- Required task -
Find and copy each line of the records where the string "CAMACHO" shows up.

- Data in this exercise -

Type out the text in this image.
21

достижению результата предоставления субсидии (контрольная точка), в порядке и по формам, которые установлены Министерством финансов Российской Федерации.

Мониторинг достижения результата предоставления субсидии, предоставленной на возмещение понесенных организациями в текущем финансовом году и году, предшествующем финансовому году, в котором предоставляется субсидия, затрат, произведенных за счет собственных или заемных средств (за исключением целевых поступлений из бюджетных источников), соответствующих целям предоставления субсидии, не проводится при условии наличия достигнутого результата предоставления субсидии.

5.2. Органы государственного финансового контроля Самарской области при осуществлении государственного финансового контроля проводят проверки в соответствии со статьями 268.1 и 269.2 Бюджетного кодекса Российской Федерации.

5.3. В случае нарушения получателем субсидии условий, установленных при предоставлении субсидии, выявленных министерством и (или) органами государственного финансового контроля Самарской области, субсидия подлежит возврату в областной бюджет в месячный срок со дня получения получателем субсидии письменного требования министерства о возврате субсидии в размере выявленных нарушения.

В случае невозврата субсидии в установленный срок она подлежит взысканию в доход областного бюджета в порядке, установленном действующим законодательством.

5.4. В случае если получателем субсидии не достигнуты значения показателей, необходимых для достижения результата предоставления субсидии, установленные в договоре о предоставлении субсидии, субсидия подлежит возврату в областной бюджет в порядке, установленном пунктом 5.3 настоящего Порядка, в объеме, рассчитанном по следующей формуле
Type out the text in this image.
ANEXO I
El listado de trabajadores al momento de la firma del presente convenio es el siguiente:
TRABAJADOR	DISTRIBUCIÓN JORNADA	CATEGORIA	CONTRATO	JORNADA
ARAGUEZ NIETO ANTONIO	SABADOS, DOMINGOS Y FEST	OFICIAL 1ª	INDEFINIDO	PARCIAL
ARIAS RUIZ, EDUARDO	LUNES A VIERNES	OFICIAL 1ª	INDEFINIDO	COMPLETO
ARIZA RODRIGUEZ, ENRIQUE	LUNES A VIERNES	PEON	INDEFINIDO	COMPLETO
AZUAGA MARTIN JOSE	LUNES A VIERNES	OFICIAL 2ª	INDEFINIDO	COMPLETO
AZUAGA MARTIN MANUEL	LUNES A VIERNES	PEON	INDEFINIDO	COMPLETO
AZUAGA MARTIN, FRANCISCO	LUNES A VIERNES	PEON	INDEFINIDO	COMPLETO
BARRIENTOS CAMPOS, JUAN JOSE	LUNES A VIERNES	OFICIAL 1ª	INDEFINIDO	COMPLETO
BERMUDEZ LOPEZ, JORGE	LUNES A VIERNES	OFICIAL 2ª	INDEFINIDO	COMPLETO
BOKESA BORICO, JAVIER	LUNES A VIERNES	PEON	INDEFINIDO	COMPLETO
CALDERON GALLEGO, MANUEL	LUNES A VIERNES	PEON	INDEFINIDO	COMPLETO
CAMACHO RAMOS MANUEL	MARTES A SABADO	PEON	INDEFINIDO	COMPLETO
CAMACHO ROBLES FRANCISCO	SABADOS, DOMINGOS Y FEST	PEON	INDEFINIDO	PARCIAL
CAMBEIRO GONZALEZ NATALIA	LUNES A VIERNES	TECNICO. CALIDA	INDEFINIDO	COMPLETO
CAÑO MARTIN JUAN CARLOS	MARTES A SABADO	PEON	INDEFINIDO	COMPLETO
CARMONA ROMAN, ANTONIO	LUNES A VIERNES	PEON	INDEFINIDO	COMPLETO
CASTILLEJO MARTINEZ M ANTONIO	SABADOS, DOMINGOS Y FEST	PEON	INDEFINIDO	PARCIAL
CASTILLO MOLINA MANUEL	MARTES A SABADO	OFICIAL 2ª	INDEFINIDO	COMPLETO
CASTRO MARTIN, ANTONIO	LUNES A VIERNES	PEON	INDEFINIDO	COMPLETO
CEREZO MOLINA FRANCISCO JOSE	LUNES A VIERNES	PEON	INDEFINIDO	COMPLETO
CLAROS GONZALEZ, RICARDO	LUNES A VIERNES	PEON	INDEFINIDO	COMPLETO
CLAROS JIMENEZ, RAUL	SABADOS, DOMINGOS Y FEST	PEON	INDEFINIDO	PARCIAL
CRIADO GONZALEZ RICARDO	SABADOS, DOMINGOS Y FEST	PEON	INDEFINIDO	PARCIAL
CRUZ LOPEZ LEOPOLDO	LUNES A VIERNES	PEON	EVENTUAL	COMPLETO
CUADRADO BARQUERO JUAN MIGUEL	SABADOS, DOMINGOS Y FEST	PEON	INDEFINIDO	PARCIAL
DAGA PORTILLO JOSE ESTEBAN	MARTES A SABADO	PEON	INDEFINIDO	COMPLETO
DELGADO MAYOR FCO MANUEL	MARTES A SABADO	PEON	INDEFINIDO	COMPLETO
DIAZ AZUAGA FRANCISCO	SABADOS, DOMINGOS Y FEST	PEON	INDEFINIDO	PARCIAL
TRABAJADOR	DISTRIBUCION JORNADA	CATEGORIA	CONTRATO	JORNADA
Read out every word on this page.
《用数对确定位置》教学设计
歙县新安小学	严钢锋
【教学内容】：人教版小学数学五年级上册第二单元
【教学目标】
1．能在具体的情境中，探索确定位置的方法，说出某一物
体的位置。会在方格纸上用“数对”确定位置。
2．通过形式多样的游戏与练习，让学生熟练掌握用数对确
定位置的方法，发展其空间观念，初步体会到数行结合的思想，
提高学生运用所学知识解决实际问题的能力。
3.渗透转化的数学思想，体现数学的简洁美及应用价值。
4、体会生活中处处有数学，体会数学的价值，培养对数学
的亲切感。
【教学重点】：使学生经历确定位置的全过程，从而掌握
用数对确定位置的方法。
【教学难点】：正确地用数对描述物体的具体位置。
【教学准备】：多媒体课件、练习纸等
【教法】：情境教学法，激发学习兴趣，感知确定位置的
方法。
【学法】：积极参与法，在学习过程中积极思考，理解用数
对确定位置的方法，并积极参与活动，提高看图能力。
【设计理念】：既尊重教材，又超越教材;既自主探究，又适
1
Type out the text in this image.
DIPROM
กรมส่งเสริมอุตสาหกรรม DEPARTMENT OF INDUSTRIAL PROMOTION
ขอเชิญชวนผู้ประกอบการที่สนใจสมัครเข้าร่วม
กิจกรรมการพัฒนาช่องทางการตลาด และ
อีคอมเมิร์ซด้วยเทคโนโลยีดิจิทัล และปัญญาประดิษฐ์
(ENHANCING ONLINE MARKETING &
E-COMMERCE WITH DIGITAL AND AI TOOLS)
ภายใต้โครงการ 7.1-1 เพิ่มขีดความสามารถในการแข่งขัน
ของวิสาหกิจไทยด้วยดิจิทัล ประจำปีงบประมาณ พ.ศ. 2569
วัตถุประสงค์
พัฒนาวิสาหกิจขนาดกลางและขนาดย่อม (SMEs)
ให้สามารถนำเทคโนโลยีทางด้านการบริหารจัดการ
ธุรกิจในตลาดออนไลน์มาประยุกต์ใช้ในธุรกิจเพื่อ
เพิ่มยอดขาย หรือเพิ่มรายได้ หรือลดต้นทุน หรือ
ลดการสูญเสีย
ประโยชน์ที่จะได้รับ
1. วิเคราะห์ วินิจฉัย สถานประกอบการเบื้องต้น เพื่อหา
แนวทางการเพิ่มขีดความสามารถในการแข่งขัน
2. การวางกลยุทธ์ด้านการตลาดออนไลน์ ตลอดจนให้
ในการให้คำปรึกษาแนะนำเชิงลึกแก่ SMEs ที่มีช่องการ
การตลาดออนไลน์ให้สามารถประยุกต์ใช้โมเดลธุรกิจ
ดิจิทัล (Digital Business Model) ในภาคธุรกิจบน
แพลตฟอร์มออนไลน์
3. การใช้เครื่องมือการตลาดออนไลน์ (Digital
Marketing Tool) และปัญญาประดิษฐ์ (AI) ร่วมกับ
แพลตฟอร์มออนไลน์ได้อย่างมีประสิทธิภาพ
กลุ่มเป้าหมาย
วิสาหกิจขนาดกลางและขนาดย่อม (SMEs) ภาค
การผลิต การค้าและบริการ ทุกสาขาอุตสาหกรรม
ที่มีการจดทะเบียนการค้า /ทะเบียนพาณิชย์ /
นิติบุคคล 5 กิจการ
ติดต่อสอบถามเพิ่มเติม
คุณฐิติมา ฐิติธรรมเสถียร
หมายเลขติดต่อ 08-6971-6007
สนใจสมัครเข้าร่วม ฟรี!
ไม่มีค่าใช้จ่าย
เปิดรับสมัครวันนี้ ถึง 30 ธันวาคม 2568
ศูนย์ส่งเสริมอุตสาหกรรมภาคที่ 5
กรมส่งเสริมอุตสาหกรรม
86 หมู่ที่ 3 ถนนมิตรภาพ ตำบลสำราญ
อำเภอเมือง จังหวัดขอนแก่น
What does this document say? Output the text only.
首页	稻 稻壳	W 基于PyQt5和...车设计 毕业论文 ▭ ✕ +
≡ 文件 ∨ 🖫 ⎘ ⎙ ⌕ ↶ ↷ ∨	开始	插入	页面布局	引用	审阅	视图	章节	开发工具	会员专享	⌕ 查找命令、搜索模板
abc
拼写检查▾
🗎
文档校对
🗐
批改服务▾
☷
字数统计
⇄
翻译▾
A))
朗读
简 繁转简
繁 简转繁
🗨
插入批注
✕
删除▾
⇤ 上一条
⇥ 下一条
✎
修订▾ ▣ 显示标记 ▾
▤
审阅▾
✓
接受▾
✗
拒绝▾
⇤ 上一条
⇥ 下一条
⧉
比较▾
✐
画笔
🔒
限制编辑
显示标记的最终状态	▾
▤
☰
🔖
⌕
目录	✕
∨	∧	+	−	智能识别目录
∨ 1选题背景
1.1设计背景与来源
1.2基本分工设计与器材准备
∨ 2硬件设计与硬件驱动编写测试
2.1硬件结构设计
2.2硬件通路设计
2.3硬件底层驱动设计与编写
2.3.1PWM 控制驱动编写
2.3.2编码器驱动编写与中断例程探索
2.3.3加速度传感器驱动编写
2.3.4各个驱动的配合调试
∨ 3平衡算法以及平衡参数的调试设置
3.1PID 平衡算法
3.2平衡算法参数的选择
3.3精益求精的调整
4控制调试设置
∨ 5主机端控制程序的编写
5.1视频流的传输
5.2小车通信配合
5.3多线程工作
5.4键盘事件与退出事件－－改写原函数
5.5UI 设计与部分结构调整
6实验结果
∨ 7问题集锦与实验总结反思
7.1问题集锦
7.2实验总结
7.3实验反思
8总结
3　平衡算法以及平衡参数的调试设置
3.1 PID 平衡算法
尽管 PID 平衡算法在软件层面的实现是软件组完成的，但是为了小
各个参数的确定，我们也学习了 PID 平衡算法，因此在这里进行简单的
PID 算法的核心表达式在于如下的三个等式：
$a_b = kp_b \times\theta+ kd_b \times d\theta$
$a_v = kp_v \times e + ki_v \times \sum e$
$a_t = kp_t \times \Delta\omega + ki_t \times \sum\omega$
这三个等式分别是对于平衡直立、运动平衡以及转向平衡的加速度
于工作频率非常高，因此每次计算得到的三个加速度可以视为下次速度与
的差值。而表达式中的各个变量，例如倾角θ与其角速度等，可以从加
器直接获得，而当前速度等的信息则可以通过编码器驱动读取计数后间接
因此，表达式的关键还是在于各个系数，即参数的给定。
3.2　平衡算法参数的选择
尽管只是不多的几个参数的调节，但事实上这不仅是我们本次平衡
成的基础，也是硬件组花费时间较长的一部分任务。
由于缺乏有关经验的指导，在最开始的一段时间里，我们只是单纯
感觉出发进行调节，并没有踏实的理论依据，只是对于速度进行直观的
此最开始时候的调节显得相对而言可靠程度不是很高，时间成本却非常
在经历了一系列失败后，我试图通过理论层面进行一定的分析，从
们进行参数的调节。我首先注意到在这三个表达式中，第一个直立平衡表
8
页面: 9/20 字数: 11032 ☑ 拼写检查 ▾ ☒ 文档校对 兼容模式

- Solution for this task -
CAMACHO RAMOS MANUEL	MARTES A SABADO	PEON	INDEFINIDO	COMPLETO
CAMACHO ROBLES FRANCISCO	SABADOS, DOMINGOS Y FEST	PEON	INDEFINIDO	PARCIAL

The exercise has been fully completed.